** start of Data section **

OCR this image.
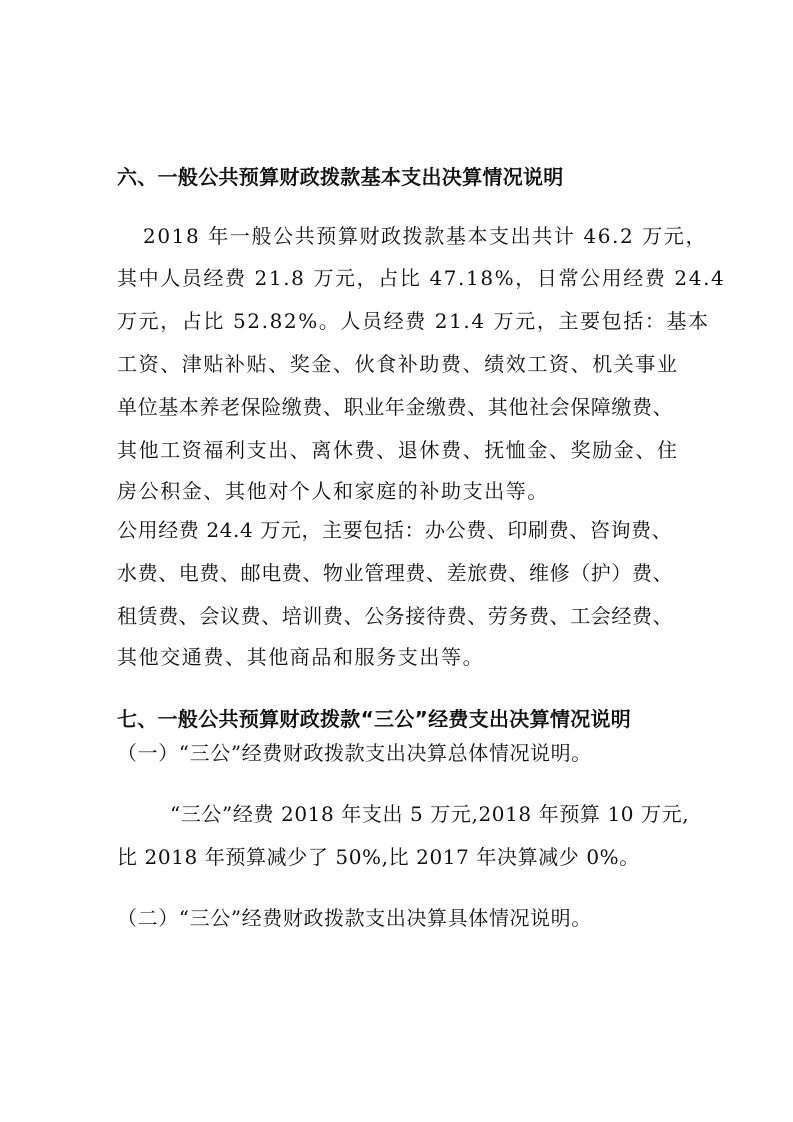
六、一般公共预算财政拨款基本支出决算情况说明
2018 年一般公共预算财政拨款基本支出共计 46.2 万元，
其中人员经费 21.8 万元，占比 47.18%，日常公用经费 24.4
万元，占比 52.82%。人员经费 21.4 万元，主要包括：基本
工资、津贴补贴、奖金、伙食补助费、绩效工资、机关事业
单位基本养老保险缴费、职业年金缴费、其他社会保障缴费、
其他工资福利支出、离休费、退休费、抚恤金、奖励金、住
房公积金、其他对个人和家庭的补助支出等。
公用经费 24.4 万元，主要包括：办公费、印刷费、咨询费、
水费、电费、邮电费、物业管理费、差旅费、维修（护）费、
租赁费、会议费、培训费、公务接待费、劳务费、工会经费、
其他交通费、其他商品和服务支出等。
七、一般公共预算财政拨款“三公”经费支出决算情况说明
（一）“三公”经费财政拨款支出决算总体情况说明。
“三公”经费 2018 年支出 5 万元,2018 年预算 10 万元,
比 2018 年预算减少了 50%,比 2017 年决算减少 0%。
（二）“三公”经费财政拨款支出决算具体情况说明。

** end of Data section **

**Task statement**
Which lines above hold the word "主要包括"? Copy each of them.

**Written reply**
万元，占比 52.82%。人员经费 21.4 万元，主要包括：基本
公用经费 24.4 万元，主要包括：办公费、印刷费、咨询费、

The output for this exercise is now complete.